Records
— START —

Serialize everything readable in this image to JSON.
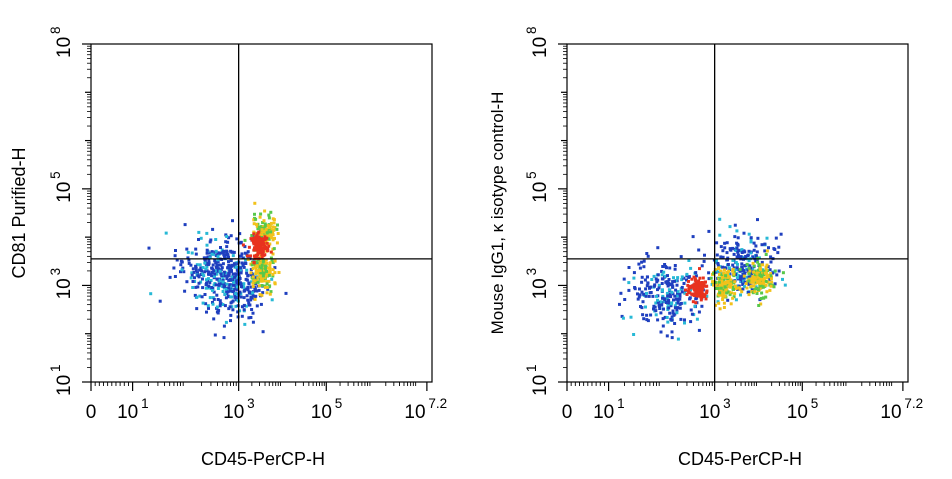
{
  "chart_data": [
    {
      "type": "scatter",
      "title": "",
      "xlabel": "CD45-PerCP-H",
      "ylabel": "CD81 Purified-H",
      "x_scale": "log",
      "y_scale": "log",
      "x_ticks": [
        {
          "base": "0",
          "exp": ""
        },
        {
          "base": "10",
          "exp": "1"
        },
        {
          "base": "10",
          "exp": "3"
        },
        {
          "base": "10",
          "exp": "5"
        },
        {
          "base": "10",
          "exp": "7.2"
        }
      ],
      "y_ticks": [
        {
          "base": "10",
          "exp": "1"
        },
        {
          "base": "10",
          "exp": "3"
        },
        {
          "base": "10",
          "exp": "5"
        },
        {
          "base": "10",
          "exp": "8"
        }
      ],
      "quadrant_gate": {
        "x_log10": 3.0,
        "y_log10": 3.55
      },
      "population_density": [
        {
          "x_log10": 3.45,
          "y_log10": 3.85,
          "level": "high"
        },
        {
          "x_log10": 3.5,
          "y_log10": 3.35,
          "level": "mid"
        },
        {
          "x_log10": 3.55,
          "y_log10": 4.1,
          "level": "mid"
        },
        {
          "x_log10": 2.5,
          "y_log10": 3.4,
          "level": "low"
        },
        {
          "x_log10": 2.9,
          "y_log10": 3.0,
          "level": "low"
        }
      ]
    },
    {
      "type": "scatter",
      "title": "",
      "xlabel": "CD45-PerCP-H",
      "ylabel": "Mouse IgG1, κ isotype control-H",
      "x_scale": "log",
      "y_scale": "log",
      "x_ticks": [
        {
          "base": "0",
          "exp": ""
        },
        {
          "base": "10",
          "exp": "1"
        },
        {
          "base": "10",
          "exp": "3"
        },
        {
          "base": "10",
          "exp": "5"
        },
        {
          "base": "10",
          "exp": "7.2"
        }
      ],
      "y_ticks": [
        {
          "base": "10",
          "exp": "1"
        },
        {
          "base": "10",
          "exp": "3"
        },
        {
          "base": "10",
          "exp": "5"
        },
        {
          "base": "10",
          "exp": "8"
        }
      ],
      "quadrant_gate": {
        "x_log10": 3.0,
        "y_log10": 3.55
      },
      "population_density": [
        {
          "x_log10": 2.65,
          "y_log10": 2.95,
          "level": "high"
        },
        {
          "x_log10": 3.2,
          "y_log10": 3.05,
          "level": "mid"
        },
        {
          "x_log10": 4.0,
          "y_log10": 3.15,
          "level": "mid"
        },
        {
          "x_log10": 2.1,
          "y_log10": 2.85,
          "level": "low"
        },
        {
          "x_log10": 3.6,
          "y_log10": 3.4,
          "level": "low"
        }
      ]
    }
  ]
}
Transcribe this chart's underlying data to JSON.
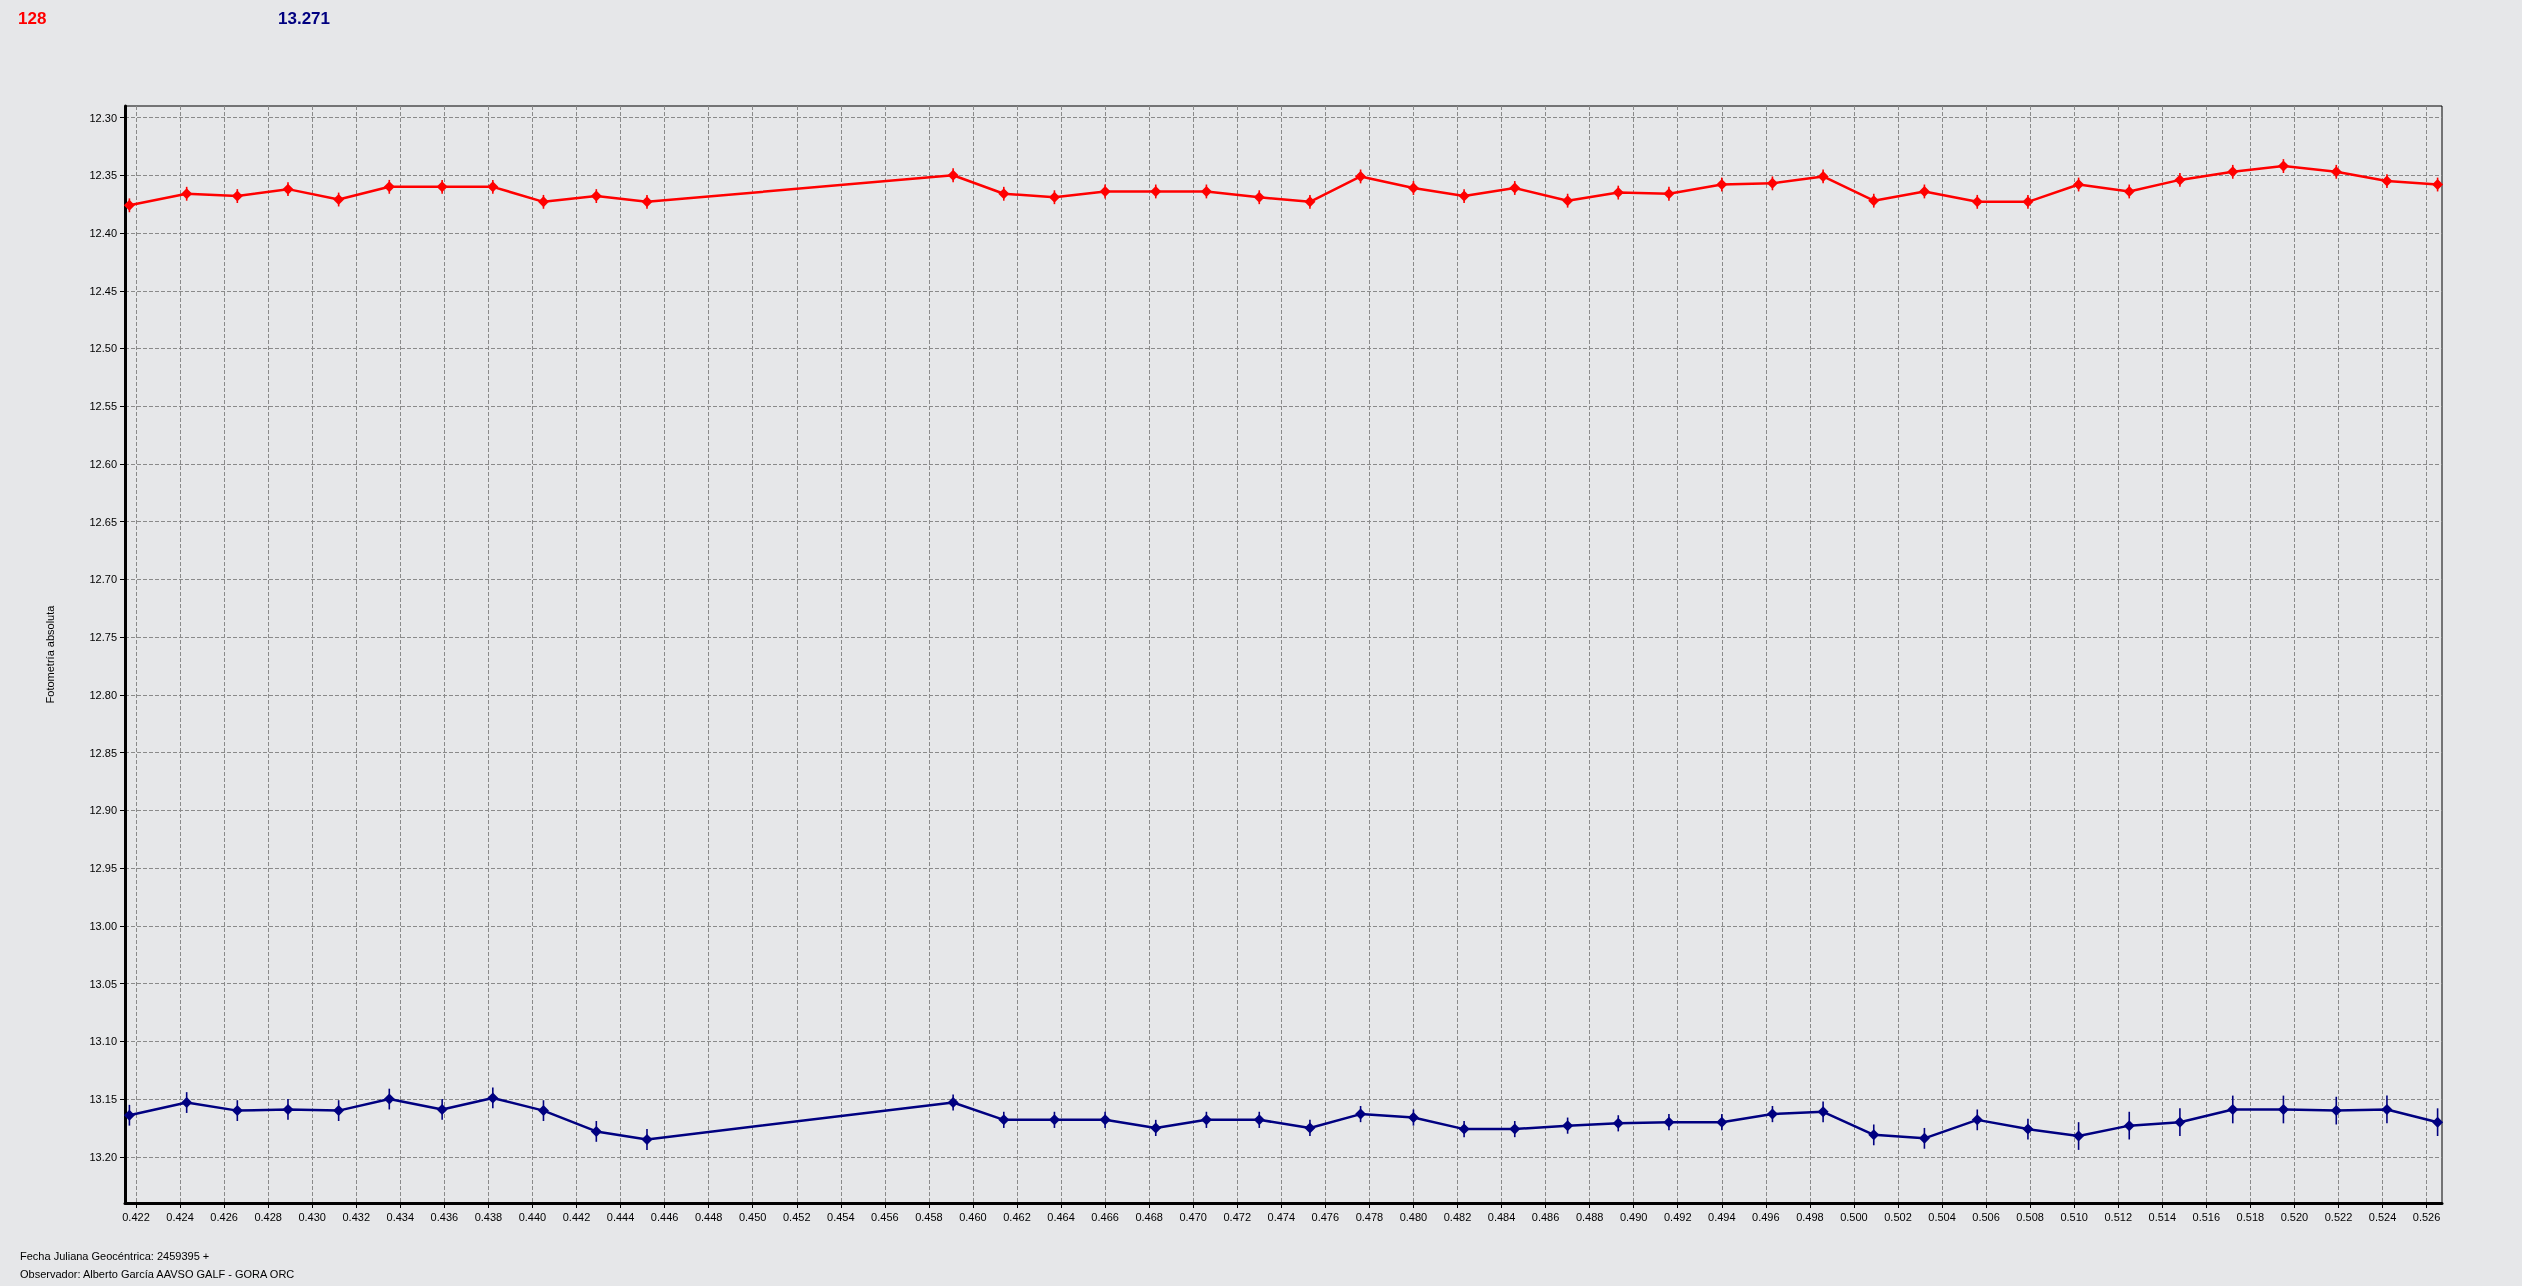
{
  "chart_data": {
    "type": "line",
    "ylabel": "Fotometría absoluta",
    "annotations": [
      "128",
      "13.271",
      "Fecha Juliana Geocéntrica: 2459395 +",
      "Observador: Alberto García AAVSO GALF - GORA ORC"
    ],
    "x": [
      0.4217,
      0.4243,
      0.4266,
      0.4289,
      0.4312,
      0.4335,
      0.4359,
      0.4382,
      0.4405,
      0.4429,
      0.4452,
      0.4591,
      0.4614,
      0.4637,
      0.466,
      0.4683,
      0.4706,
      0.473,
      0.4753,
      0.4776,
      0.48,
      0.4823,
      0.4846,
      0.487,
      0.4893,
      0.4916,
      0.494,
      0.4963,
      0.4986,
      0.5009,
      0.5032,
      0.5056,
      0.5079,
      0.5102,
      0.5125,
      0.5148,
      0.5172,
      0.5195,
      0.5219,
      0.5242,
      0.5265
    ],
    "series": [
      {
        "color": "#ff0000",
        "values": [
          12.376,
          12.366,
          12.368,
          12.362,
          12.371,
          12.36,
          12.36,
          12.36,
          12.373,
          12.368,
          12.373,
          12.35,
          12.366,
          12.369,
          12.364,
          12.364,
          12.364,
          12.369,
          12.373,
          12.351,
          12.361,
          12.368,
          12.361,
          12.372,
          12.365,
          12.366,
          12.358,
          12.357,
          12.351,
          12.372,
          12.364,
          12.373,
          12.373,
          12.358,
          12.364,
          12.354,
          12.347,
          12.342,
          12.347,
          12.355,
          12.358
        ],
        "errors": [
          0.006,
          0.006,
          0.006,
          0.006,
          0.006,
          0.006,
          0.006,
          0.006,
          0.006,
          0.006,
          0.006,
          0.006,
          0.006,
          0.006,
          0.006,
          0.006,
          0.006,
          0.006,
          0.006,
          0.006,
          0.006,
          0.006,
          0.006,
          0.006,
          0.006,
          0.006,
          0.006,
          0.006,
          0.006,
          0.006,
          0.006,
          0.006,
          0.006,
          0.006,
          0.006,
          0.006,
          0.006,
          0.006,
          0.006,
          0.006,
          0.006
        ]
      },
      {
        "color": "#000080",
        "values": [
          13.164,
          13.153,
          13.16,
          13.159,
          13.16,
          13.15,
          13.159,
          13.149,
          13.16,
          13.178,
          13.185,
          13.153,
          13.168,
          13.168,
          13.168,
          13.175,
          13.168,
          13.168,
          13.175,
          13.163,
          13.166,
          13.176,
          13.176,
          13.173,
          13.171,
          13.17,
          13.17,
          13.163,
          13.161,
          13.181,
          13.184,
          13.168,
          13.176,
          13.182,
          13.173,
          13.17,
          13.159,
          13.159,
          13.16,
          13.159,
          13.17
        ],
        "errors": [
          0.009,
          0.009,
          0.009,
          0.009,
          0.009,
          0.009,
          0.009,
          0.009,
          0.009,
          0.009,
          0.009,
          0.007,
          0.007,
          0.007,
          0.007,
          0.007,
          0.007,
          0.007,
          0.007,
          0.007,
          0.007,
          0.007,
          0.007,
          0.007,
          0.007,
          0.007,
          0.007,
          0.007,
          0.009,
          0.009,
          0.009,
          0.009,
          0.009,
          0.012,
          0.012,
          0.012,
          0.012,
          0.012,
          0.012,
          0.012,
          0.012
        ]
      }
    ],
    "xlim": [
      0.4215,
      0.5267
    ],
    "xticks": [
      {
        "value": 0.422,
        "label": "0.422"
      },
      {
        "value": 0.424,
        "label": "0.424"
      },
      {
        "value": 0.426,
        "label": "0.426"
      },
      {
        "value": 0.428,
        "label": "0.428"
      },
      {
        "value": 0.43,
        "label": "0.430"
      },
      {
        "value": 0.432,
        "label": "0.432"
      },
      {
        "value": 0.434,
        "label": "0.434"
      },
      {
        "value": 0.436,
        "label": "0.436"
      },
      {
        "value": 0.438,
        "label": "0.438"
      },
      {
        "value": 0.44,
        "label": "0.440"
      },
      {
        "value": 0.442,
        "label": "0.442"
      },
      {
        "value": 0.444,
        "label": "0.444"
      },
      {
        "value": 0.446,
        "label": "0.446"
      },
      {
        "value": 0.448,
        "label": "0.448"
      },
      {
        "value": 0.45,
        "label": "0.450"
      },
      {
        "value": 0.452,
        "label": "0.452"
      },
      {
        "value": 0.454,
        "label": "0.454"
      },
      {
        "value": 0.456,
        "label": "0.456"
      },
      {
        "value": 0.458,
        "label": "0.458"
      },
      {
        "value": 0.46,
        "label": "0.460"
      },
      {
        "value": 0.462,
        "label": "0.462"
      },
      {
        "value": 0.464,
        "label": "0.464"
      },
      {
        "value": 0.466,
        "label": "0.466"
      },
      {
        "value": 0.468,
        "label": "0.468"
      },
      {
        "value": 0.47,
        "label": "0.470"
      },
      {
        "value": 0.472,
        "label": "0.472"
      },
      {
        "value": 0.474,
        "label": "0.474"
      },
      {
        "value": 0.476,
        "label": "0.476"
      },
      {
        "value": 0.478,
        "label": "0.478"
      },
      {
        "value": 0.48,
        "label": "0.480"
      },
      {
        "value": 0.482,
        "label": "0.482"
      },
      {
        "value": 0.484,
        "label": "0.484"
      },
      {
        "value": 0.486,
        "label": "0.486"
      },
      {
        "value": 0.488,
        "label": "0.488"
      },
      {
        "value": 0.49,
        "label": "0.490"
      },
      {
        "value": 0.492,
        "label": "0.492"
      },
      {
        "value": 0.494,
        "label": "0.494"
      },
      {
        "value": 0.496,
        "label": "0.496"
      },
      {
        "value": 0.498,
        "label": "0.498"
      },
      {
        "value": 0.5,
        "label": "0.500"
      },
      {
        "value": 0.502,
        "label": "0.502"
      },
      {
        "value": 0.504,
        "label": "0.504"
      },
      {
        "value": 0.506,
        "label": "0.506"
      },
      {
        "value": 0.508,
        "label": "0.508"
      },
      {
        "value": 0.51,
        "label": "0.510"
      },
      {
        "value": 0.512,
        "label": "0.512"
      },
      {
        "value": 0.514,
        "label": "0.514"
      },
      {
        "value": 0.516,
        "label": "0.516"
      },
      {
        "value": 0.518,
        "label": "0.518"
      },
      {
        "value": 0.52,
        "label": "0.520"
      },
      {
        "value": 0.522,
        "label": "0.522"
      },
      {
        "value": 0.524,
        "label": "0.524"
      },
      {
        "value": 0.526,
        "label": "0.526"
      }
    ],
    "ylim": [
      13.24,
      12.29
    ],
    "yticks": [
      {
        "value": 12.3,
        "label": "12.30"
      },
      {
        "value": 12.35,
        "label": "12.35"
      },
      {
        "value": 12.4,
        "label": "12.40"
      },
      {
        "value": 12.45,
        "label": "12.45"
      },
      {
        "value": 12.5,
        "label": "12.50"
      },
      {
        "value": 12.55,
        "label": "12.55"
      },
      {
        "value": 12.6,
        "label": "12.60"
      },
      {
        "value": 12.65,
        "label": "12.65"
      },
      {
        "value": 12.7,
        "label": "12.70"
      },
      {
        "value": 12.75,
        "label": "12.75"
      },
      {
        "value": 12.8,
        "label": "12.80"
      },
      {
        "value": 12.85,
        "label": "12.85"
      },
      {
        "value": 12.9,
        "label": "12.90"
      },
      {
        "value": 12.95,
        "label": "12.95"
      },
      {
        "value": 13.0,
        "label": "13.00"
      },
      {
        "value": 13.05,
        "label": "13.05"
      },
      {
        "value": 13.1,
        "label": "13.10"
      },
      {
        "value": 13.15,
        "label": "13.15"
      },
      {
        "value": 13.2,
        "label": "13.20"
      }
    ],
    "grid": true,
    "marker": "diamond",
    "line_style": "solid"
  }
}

— END —

■ **YOUR OBJECTIVE**
Tell how many lines in the records above contain "ylabel", giving the number and no other words.

■ **RESPONSE FOR THIS EXERCISE**
3